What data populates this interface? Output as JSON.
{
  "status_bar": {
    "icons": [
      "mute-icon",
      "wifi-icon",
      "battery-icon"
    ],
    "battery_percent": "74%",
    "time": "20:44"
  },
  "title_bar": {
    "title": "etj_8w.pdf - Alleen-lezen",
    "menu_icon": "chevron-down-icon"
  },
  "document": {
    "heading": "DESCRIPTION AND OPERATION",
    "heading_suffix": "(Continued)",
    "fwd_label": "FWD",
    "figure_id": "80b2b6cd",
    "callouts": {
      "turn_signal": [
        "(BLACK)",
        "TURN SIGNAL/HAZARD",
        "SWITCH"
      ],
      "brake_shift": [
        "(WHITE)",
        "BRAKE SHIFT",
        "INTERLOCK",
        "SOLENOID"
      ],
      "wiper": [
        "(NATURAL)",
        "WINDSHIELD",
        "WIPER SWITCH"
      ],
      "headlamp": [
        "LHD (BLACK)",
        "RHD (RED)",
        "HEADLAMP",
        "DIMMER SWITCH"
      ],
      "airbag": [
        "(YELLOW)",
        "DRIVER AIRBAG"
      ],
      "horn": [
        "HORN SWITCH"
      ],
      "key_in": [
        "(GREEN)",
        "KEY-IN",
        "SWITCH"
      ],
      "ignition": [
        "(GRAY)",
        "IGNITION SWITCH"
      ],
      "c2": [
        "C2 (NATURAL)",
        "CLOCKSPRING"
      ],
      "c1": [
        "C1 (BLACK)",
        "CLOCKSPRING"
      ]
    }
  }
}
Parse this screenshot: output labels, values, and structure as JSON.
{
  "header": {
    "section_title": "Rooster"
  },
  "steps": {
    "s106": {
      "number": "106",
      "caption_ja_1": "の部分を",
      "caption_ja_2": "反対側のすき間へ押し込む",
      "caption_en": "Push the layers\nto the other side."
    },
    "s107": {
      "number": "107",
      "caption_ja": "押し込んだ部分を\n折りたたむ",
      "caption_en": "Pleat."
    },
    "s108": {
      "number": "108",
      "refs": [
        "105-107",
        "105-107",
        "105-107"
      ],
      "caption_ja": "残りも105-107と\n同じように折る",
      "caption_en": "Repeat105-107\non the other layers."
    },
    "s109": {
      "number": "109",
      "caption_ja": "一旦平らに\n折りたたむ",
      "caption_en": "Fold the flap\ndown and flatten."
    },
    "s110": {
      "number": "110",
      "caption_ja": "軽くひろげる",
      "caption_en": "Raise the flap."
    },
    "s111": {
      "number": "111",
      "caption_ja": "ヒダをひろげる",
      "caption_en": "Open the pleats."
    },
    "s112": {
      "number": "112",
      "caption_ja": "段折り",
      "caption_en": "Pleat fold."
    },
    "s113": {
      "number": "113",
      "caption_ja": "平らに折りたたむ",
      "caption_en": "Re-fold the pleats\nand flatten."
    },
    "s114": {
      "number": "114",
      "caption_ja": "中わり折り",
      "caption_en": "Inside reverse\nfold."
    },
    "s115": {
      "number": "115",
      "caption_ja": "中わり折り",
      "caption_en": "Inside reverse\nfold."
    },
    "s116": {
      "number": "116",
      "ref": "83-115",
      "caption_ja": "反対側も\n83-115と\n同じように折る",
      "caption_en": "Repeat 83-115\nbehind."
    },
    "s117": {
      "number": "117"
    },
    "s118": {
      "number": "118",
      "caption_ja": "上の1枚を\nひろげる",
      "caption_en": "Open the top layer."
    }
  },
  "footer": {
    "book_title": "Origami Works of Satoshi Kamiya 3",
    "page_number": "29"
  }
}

■ Set exercise ■
Find every line in the records that contains the word "layers"; copy those lines.

■ Task answer ■
      "caption_en": "Push the layers\nto the other side."
      "caption_en": "Repeat105-107\non the other layers."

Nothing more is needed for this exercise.